EXERCISE BRIEF: Among the records below, find each line that includes the string "النفس" and copy it.

━━━━━━━━

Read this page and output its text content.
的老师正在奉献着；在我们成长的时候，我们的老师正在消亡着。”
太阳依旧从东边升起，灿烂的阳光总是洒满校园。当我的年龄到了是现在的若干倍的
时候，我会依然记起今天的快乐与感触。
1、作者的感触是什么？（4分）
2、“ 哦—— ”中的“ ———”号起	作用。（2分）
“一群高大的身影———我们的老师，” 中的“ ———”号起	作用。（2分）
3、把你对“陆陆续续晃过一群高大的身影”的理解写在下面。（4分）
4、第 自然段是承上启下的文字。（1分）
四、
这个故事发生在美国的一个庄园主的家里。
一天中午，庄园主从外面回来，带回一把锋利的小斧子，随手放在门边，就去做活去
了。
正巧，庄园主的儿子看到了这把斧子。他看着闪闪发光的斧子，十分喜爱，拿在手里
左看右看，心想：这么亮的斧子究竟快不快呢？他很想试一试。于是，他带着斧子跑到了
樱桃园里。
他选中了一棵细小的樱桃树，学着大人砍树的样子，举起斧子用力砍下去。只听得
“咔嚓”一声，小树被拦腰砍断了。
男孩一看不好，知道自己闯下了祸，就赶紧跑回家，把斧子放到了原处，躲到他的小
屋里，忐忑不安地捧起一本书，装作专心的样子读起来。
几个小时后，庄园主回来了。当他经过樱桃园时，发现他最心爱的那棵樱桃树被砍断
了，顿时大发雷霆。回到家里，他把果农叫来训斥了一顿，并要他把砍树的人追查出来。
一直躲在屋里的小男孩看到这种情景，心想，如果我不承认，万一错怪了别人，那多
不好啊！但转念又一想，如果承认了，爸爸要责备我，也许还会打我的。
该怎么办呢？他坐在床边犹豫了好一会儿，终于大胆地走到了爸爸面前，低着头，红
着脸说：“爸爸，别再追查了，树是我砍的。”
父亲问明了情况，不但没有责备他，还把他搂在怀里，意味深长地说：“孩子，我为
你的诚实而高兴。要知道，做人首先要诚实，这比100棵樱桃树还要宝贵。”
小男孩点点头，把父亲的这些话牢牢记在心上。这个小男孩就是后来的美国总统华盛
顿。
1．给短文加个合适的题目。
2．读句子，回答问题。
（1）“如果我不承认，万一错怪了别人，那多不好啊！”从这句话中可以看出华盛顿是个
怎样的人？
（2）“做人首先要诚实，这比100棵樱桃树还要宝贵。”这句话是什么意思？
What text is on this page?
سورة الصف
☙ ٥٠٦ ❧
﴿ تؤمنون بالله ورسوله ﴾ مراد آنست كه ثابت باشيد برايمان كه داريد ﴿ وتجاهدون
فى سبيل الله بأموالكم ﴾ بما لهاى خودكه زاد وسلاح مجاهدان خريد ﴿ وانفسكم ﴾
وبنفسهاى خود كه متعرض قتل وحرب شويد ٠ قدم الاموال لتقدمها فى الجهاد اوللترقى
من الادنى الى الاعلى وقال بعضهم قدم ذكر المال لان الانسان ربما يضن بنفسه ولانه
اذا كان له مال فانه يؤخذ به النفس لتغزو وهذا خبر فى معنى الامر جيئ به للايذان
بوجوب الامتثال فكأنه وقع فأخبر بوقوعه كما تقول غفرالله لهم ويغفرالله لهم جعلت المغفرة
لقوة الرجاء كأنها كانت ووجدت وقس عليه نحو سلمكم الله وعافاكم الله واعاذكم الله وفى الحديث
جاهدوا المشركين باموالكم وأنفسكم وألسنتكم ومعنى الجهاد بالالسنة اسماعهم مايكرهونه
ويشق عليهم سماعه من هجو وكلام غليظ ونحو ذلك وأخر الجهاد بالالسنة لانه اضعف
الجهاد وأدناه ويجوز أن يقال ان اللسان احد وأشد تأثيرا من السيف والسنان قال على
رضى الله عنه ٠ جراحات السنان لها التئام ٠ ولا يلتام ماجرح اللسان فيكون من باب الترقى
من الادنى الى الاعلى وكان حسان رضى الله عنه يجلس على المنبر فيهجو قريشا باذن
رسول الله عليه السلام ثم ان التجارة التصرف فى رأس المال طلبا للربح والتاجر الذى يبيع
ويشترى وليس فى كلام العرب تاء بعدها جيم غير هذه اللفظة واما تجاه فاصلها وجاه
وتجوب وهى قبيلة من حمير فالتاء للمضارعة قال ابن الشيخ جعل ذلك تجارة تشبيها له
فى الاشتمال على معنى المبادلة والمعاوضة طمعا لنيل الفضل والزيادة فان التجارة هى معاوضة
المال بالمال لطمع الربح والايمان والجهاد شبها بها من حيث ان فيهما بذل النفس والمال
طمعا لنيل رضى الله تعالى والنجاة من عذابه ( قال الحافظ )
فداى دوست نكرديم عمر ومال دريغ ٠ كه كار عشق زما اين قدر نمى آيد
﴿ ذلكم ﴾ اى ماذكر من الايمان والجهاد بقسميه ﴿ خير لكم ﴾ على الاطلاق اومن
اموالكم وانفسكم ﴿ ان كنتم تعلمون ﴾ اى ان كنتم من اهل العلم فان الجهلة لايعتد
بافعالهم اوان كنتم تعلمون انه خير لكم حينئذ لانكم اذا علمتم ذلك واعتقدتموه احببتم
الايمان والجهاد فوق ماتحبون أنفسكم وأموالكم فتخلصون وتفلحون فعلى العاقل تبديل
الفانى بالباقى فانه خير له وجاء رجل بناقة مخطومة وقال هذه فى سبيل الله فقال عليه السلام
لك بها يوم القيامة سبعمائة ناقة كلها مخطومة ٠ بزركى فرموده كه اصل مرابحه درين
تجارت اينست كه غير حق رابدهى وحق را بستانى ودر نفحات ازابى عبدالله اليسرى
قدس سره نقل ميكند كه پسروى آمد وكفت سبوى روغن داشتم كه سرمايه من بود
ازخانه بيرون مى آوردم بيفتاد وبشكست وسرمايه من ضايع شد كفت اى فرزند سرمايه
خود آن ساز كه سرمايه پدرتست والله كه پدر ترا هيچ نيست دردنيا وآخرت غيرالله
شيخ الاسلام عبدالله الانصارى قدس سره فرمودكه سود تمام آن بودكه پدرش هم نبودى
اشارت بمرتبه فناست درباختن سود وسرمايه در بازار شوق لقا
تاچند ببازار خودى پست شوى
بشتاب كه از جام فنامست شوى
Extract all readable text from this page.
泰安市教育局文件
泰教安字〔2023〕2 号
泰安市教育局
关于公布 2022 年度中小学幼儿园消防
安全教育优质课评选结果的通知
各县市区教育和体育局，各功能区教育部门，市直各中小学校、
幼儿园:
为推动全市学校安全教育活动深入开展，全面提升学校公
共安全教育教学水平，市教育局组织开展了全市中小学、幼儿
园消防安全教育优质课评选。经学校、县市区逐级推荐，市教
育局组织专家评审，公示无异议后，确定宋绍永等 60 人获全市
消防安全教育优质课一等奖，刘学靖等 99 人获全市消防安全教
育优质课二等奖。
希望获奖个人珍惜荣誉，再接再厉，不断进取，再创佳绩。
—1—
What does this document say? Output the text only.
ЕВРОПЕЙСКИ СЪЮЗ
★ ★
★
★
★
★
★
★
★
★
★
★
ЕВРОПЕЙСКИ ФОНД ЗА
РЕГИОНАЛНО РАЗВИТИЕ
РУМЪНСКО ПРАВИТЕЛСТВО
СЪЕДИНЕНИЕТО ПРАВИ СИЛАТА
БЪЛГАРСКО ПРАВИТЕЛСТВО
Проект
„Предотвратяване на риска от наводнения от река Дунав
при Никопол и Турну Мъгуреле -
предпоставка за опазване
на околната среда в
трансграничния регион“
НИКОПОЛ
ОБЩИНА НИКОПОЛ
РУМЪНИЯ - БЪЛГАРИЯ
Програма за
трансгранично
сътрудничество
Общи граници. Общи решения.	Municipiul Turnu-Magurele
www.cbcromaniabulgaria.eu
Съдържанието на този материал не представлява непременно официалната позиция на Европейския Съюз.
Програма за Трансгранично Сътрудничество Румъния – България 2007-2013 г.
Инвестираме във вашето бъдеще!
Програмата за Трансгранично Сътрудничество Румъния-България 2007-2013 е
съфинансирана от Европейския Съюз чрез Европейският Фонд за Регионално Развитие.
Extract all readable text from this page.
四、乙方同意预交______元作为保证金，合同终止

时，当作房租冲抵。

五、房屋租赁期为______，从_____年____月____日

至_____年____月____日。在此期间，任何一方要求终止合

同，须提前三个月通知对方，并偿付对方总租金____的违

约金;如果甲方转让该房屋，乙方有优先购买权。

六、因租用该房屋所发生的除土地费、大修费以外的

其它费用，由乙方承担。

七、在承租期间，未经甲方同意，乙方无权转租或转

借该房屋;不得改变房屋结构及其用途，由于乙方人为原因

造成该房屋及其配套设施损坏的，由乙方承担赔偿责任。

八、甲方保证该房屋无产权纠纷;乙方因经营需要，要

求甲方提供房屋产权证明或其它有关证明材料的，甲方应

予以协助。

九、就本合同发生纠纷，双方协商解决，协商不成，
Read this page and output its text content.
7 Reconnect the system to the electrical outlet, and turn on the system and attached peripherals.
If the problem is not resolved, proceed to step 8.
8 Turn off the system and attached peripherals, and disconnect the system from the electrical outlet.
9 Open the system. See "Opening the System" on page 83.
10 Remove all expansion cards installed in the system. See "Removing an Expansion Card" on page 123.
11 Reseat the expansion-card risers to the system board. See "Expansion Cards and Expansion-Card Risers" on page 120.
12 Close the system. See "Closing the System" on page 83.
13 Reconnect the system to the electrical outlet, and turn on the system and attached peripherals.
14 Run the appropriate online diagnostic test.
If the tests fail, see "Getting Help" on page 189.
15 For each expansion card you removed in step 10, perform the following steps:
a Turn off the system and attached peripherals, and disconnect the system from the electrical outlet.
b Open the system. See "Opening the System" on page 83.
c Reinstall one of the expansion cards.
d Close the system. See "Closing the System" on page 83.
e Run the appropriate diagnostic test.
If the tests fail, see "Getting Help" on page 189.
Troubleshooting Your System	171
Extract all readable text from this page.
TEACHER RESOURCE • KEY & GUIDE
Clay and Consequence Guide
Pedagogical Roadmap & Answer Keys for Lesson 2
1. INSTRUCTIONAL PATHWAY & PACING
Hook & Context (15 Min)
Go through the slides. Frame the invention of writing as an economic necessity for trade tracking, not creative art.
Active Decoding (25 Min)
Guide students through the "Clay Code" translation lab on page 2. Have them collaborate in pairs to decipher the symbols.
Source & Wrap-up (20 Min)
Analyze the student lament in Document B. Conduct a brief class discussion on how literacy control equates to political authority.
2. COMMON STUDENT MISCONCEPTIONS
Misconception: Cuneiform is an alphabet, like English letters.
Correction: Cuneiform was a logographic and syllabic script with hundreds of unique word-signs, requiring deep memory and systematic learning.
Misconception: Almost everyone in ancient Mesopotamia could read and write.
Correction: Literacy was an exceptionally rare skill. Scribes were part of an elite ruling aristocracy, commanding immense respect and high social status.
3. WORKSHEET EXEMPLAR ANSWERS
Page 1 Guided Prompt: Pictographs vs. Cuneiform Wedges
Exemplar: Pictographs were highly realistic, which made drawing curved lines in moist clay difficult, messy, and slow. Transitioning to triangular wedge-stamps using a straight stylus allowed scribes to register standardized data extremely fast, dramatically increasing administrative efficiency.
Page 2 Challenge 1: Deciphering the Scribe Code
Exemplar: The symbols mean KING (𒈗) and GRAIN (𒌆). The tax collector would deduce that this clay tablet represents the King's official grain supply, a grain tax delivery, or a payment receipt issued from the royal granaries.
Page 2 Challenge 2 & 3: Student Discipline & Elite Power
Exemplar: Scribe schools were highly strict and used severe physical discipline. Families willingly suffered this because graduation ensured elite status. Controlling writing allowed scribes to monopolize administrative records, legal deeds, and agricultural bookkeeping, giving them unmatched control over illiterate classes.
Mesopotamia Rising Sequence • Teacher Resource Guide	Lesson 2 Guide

━━━━━━━━

SOLUTION TO THIS TASK:
اذا كان له مال فانه يؤخذ به النفس لتغزو وهذا خبر فى معنى الامر جيئ به للايذان
المال بالمال لطمع الربح والايمان والجهاد شبها بها من حيث ان فيهما بذل النفس والمال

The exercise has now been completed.